--- PROVIDED DATA ---

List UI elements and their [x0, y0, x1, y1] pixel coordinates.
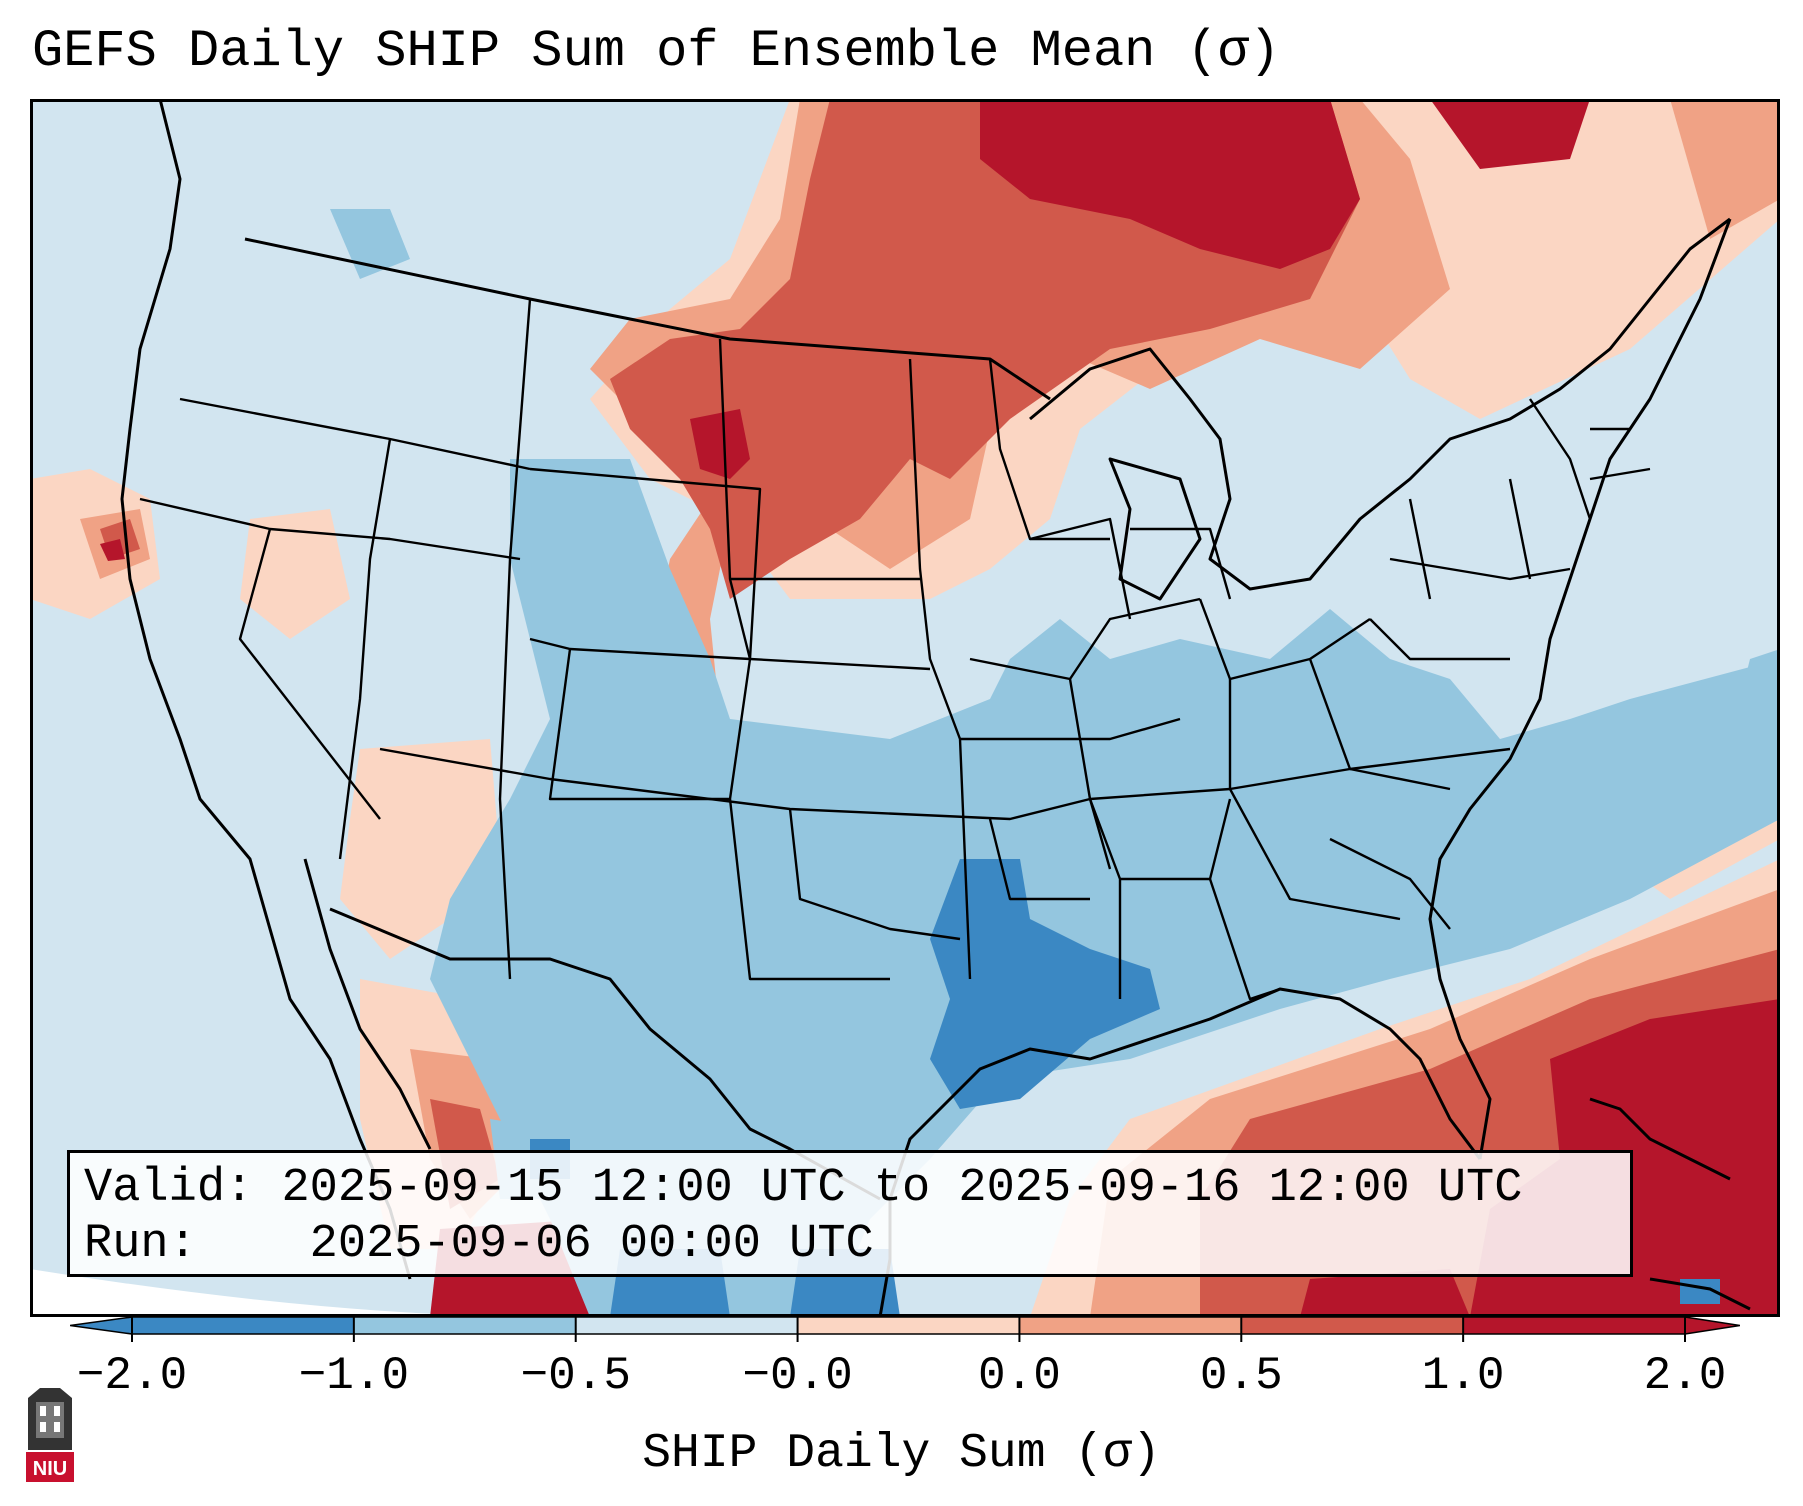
colorbar-segments — [70, 1316, 1740, 1335]
colorbar-tick-label: 0.5 — [1200, 1350, 1283, 1402]
us-mexico-border — [329, 907, 881, 1201]
chart-title: GEFS Daily SHIP Sum of Ensemble Mean (σ) — [32, 22, 1281, 81]
colorbar-segment — [575, 1317, 799, 1334]
colorbar-extend-low — [70, 1316, 133, 1335]
colorbar-ticks: −2.0 −1.0 −0.5 −0.0 0.0 0.5 1.0 2.0 — [77, 1317, 1727, 1402]
colorbar-segment — [132, 1317, 355, 1334]
run-label: Run: — [84, 1218, 197, 1271]
colorbar-tick-label: −2.0 — [77, 1350, 187, 1402]
baja-coastline — [303, 858, 432, 1150]
valid-run-info-box: Valid: 2025-09-15 12:00 UTC to 2025-09-1… — [67, 1150, 1633, 1277]
colorbar-tick-label: 2.0 — [1644, 1350, 1727, 1402]
colorbar-tick-label: −0.5 — [521, 1350, 631, 1402]
colorbar-tick-label: −0.0 — [742, 1350, 852, 1402]
colorbar-extend-high — [1684, 1316, 1740, 1335]
colorbar: −2.0 −1.0 −0.5 −0.0 0.0 0.5 1.0 2.0 — [70, 1316, 1740, 1402]
colorbar-segment — [797, 1317, 1020, 1334]
great-lakes-outline — [1029, 217, 1731, 591]
colorbar-segment — [1241, 1317, 1464, 1334]
colorbar-segment — [1019, 1317, 1242, 1334]
run-value: 2025-09-06 00:00 UTC — [309, 1218, 874, 1271]
pacific-coastline — [120, 99, 412, 1280]
colorbar-segment — [353, 1317, 577, 1334]
colorbar-tick-label: 1.0 — [1422, 1350, 1505, 1402]
state-boundaries — [139, 298, 1651, 1001]
caribbean-islands — [1589, 1097, 1751, 1311]
colorbar-label: SHIP Daily Sum (σ) — [642, 1427, 1161, 1481]
colorbar-tick-label: −1.0 — [299, 1350, 409, 1402]
ship-anomaly-map — [30, 99, 1780, 1317]
colorbar-tick-label: 0.0 — [978, 1350, 1061, 1402]
colorbar-segment — [1463, 1317, 1686, 1334]
niu-logo: NIU — [26, 1388, 74, 1482]
map-frame — [30, 99, 1780, 1317]
valid-value: 2025-09-15 12:00 UTC to 2025-09-16 12:00… — [281, 1162, 1523, 1215]
logo-text: NIU — [33, 1458, 67, 1480]
valid-label: Valid: — [84, 1162, 254, 1215]
us-canada-border — [244, 237, 1051, 401]
outside-domain — [30, 1269, 550, 1317]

---

THE TASK: Arrange the lines of the item above as a numbered list, omitting any blank lines and leaving out the picture.

WORKED ANSWER:
1. List UI elements and their [x0, y0, x1, y1] pixel coordinates.
2. colorbar-segments — [70, 1316, 1740, 1335]
3. colorbar-tick-label: 0.5 — [1200, 1350, 1283, 1402]
4. us-mexico-border — [329, 907, 881, 1201]
5. chart-title: GEFS Daily SHIP Sum of Ensemble Mean (σ) — [32, 22, 1281, 81]
6. colorbar-segment — [575, 1317, 799, 1334]
7. colorbar-extend-low — [70, 1316, 133, 1335]
8. colorbar-ticks: −2.0 −1.0 −0.5 −0.0 0.0 0.5 1.0 2.0 — [77, 1317, 1727, 1402]
9. colorbar-segment — [132, 1317, 355, 1334]
10. run-label: Run: — [84, 1218, 197, 1271]
11. colorbar-tick-label: −2.0 — [77, 1350, 187, 1402]
12. baja-coastline — [303, 858, 432, 1150]
13. valid-run-info-box: Valid: 2025-09-15 12:00 UTC to 2025-09-1… — [67, 1150, 1633, 1277]
14. colorbar-tick-label: 2.0 — [1644, 1350, 1727, 1402]
15. colorbar-tick-label: −0.5 — [521, 1350, 631, 1402]
16. colorbar-tick-label: −0.0 — [742, 1350, 852, 1402]
17. colorbar-extend-high — [1684, 1316, 1740, 1335]
18. colorbar: −2.0 −1.0 −0.5 −0.0 0.0 0.5 1.0 2.0 — [70, 1316, 1740, 1402]
19. colorbar-segment — [797, 1317, 1020, 1334]
20. great-lakes-outline — [1029, 217, 1731, 591]
21. colorbar-segment — [1241, 1317, 1464, 1334]
22. colorbar-segment — [1019, 1317, 1242, 1334]
23. run-value: 2025-09-06 00:00 UTC — [309, 1218, 874, 1271]
24. pacific-coastline — [120, 99, 412, 1280]
25. colorbar-segment — [353, 1317, 577, 1334]
26. colorbar-tick-label: 1.0 — [1422, 1350, 1505, 1402]
27. state-boundaries — [139, 298, 1651, 1001]
28. caribbean-islands — [1589, 1097, 1751, 1311]
29. colorbar-label: SHIP Daily Sum (σ) — [642, 1427, 1161, 1481]
30. colorbar-tick-label: −1.0 — [299, 1350, 409, 1402]
31. ship-anomaly-map — [30, 99, 1780, 1317]
32. colorbar-tick-label: 0.0 — [978, 1350, 1061, 1402]
33. colorbar-segment — [1463, 1317, 1686, 1334]
34. niu-logo: NIU — [26, 1388, 74, 1482]
35. map-frame — [30, 99, 1780, 1317]
36. valid-value: 2025-09-15 12:00 UTC to 2025-09-16 12:00… — [281, 1162, 1523, 1215]
37. logo-text: NIU — [33, 1458, 67, 1480]
38. valid-label: Valid: — [84, 1162, 254, 1215]
39. us-canada-border — [244, 237, 1051, 401]
40. outside-domain — [30, 1269, 550, 1317]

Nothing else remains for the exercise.